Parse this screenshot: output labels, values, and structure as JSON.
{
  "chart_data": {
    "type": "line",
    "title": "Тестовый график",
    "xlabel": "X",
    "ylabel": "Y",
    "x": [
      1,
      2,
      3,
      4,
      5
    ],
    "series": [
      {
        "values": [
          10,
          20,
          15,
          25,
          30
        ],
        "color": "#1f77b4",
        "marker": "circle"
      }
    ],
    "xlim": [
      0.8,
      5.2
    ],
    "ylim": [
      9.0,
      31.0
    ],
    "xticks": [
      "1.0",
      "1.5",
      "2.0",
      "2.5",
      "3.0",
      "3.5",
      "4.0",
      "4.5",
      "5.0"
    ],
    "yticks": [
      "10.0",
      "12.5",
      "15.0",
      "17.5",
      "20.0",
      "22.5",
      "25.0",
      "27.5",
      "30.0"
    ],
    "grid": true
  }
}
• • • • •
Find and copy every line in the entries above where the string "values" occurs.

Parse this screenshot: output labels, values, and structure as JSON.
        "values": [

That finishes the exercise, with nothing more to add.